(Work instructions):
Restate the whole of the material. Keep every word, and drop the pictures.

(Data supplied):

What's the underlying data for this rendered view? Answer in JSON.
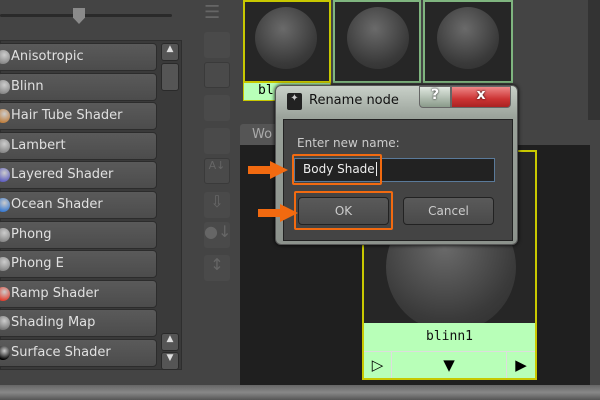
{
  "shader_list": [
    {
      "label": "Anisotropic",
      "color": "#888"
    },
    {
      "label": "Blinn",
      "color": "#888"
    },
    {
      "label": "Hair Tube Shader",
      "color": "#c08040"
    },
    {
      "label": "Lambert",
      "color": "#888"
    },
    {
      "label": "Layered Shader",
      "color": "#6060c0"
    },
    {
      "label": "Ocean Shader",
      "color": "#3a7ad0"
    },
    {
      "label": "Phong",
      "color": "#888"
    },
    {
      "label": "Phong E",
      "color": "#888"
    },
    {
      "label": "Ramp Shader",
      "color": "#e04030"
    },
    {
      "label": "Shading Map",
      "color": "#777"
    },
    {
      "label": "Surface Shader",
      "color": "#000"
    }
  ],
  "swatch_label_partial": "bl",
  "work_tab": "Wo",
  "node": {
    "name": "blinn1",
    "left_arrow": "▷",
    "down_arrow": "▼",
    "right_arrow": "▶"
  },
  "dialog": {
    "title": "Rename node",
    "help": "?",
    "close": "x",
    "prompt": "Enter new name:",
    "input_value": "Body Shade",
    "ok": "OK",
    "cancel": "Cancel"
  },
  "colors": {
    "highlight": "#f26a10",
    "node_label": "#b8ffb8",
    "node_border": "#c8c800"
  }
}
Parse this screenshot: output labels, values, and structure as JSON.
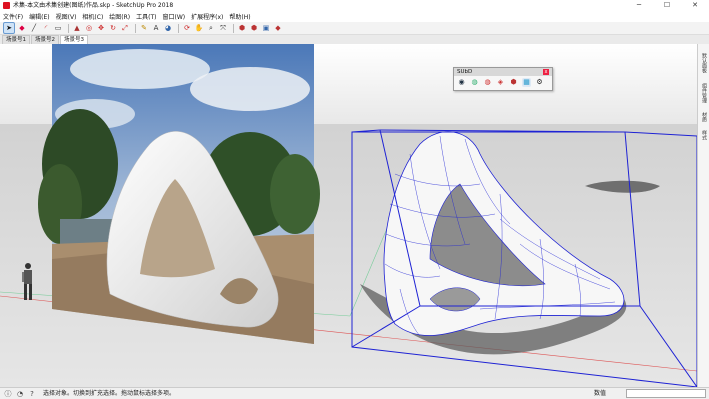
{
  "window": {
    "title": "术集-本文由术集创建(图纸)作品.skp - SketchUp Pro 2018",
    "controls": [
      "─",
      "☐",
      "✕"
    ]
  },
  "menus": [
    "文件(F)",
    "编辑(E)",
    "视图(V)",
    "相机(C)",
    "绘图(R)",
    "工具(T)",
    "窗口(W)",
    "扩展程序(x)",
    "帮助(H)"
  ],
  "scene_tabs": [
    "场景号1",
    "场景号2",
    "场景号3"
  ],
  "active_scene_index": 2,
  "subd_toolbar": {
    "title": "SUbD",
    "close": "x",
    "buttons": [
      "subd-toggle-icon",
      "crease-icon",
      "uncrease-icon",
      "attributes-icon",
      "convert-icon",
      "quadface-icon",
      "settings-icon"
    ]
  },
  "right_tray": [
    "默认面板",
    "组件管理",
    "材质",
    "样式"
  ],
  "status": {
    "message": "选择对象。切换到扩充选择。拖动鼠标选择多项。",
    "measurement_label": "数值",
    "measurement_value": ""
  },
  "colors": {
    "selection_box": "#1e22d4",
    "sky": "#6f98c8",
    "ground": "#d8d8d8",
    "sculpture": "#f4f4f4",
    "shadow": "#6a6a6a"
  }
}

(Correct output):
What's the underlying data for this rendered view? Answer in JSON.
{
  "shader_list": [
    {
      "label": "Anisotropic",
      "color": "#888"
    },
    {
      "label": "Blinn",
      "color": "#888"
    },
    {
      "label": "Hair Tube Shader",
      "color": "#c08040"
    },
    {
      "label": "Lambert",
      "color": "#888"
    },
    {
      "label": "Layered Shader",
      "color": "#6060c0"
    },
    {
      "label": "Ocean Shader",
      "color": "#3a7ad0"
    },
    {
      "label": "Phong",
      "color": "#888"
    },
    {
      "label": "Phong E",
      "color": "#888"
    },
    {
      "label": "Ramp Shader",
      "color": "#e04030"
    },
    {
      "label": "Shading Map",
      "color": "#777"
    },
    {
      "label": "Surface Shader",
      "color": "#000"
    }
  ],
  "swatch_label_partial": "bl",
  "work_tab": "Wo",
  "node": {
    "name": "blinn1",
    "left_arrow": "▷",
    "down_arrow": "▼",
    "right_arrow": "▶"
  },
  "dialog": {
    "title": "Rename node",
    "help": "?",
    "close": "x",
    "prompt": "Enter new name:",
    "input_value": "Body Shade",
    "ok": "OK",
    "cancel": "Cancel"
  },
  "colors": {
    "highlight": "#f26a10",
    "node_label": "#b8ffb8",
    "node_border": "#c8c800"
  }
}
Parse this screenshot: output labels, values, and structure as JSON.
{
  "window": {
    "title": "术集-本文由术集创建(图纸)作品.skp - SketchUp Pro 2018",
    "controls": [
      "─",
      "☐",
      "✕"
    ]
  },
  "menus": [
    "文件(F)",
    "编辑(E)",
    "视图(V)",
    "相机(C)",
    "绘图(R)",
    "工具(T)",
    "窗口(W)",
    "扩展程序(x)",
    "帮助(H)"
  ],
  "scene_tabs": [
    "场景号1",
    "场景号2",
    "场景号3"
  ],
  "active_scene_index": 2,
  "subd_toolbar": {
    "title": "SUbD",
    "close": "x",
    "buttons": [
      "subd-toggle-icon",
      "crease-icon",
      "uncrease-icon",
      "attributes-icon",
      "convert-icon",
      "quadface-icon",
      "settings-icon"
    ]
  },
  "right_tray": [
    "默认面板",
    "组件管理",
    "材质",
    "样式"
  ],
  "status": {
    "message": "选择对象。切换到扩充选择。拖动鼠标选择多项。",
    "measurement_label": "数值",
    "measurement_value": ""
  },
  "colors": {
    "selection_box": "#1e22d4",
    "sky": "#6f98c8",
    "ground": "#d8d8d8",
    "sculpture": "#f4f4f4",
    "shadow": "#6a6a6a"
  }
}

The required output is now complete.